INPUT:

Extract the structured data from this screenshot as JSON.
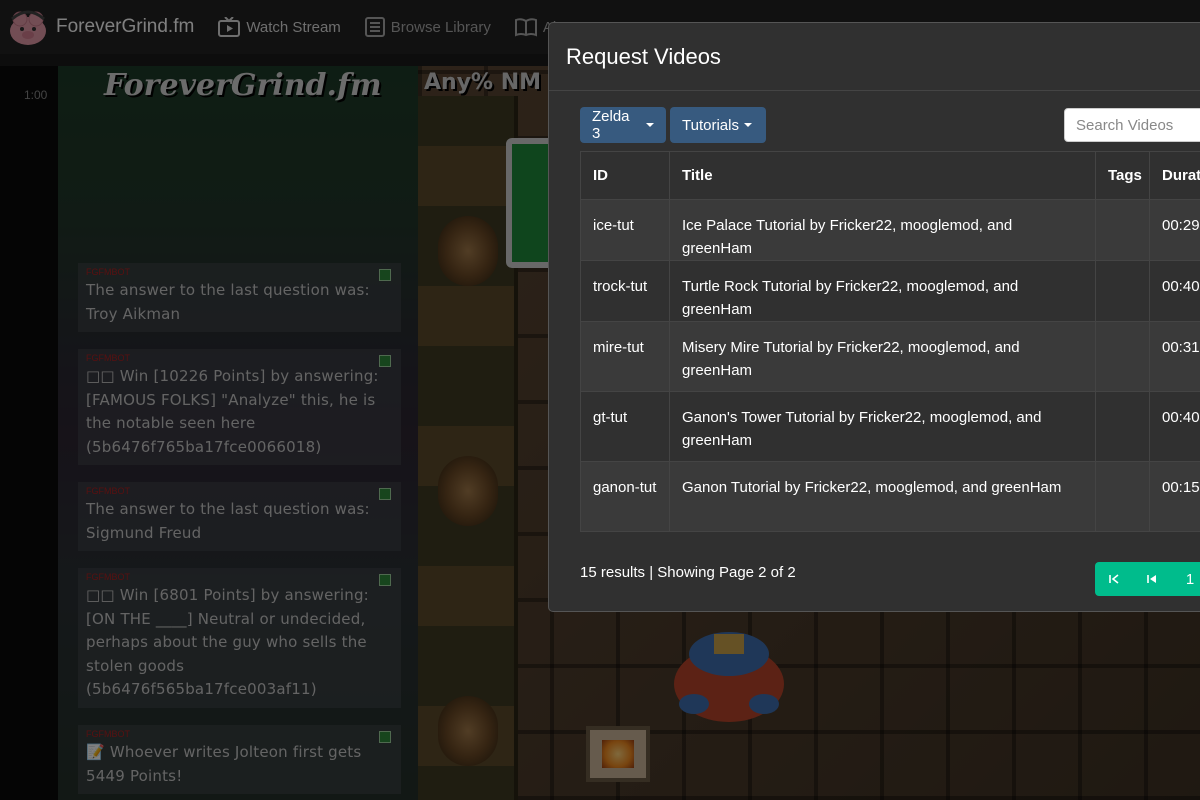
{
  "navbar": {
    "brand": "ForeverGrind.fm",
    "items": [
      {
        "label": "Watch Stream",
        "icon": "tv-icon"
      },
      {
        "label": "Browse Library",
        "icon": "library-icon"
      },
      {
        "label": "Abo",
        "icon": "book-icon"
      }
    ]
  },
  "stream": {
    "timer": "1:00",
    "chat_title": "ForeverGrind.fm",
    "game_title": "Any% NM",
    "chat": [
      {
        "user": "FGFMBOT",
        "text": "The answer to the last question was: Troy Aikman"
      },
      {
        "user": "FGFMBOT",
        "text": "□□ Win [10226 Points] by answering: [FAMOUS FOLKS] \"Analyze\" this, he is the notable seen here (5b6476f765ba17fce0066018)"
      },
      {
        "user": "FGFMBOT",
        "text": "The answer to the last question was: Sigmund Freud"
      },
      {
        "user": "FGFMBOT",
        "text": "□□ Win [6801 Points] by answering: [ON THE ____] Neutral or undecided, perhaps about the guy who sells the stolen goods (5b6476f565ba17fce003af11)"
      },
      {
        "user": "FGFMBOT",
        "text": "📝 Whoever writes Jolteon first gets 5449 Points!"
      }
    ]
  },
  "modal": {
    "title": "Request Videos",
    "game_filter": "Zelda 3",
    "category_filter": "Tutorials",
    "search_placeholder": "Search Videos",
    "columns": [
      "ID",
      "Title",
      "Tags",
      "Durat"
    ],
    "rows": [
      {
        "id": "ice-tut",
        "title": "Ice Palace Tutorial by Fricker22, mooglemod, and greenHam",
        "tags": "",
        "duration": "00:29"
      },
      {
        "id": "trock-tut",
        "title": "Turtle Rock Tutorial by Fricker22, mooglemod, and greenHam",
        "tags": "",
        "duration": "00:40"
      },
      {
        "id": "mire-tut",
        "title": "Misery Mire Tutorial by Fricker22, mooglemod, and greenHam",
        "tags": "",
        "duration": "00:31"
      },
      {
        "id": "gt-tut",
        "title": "Ganon's Tower Tutorial by Fricker22, mooglemod, and greenHam",
        "tags": "",
        "duration": "00:40"
      },
      {
        "id": "ganon-tut",
        "title": "Ganon Tutorial by Fricker22, mooglemod, and greenHam",
        "tags": "",
        "duration": "00:15"
      }
    ],
    "results_text": "15 results | Showing Page 2 of 2",
    "pager": {
      "first": "⇤",
      "prev": "⏮",
      "page": "1"
    }
  },
  "colors": {
    "primary": "#375a7f",
    "success": "#00bc8c",
    "modal_bg": "#303030"
  }
}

YOUR GOAL:
Find how many lines in the material hold the word "Videos" and state that number alone.

RESPONSE:
2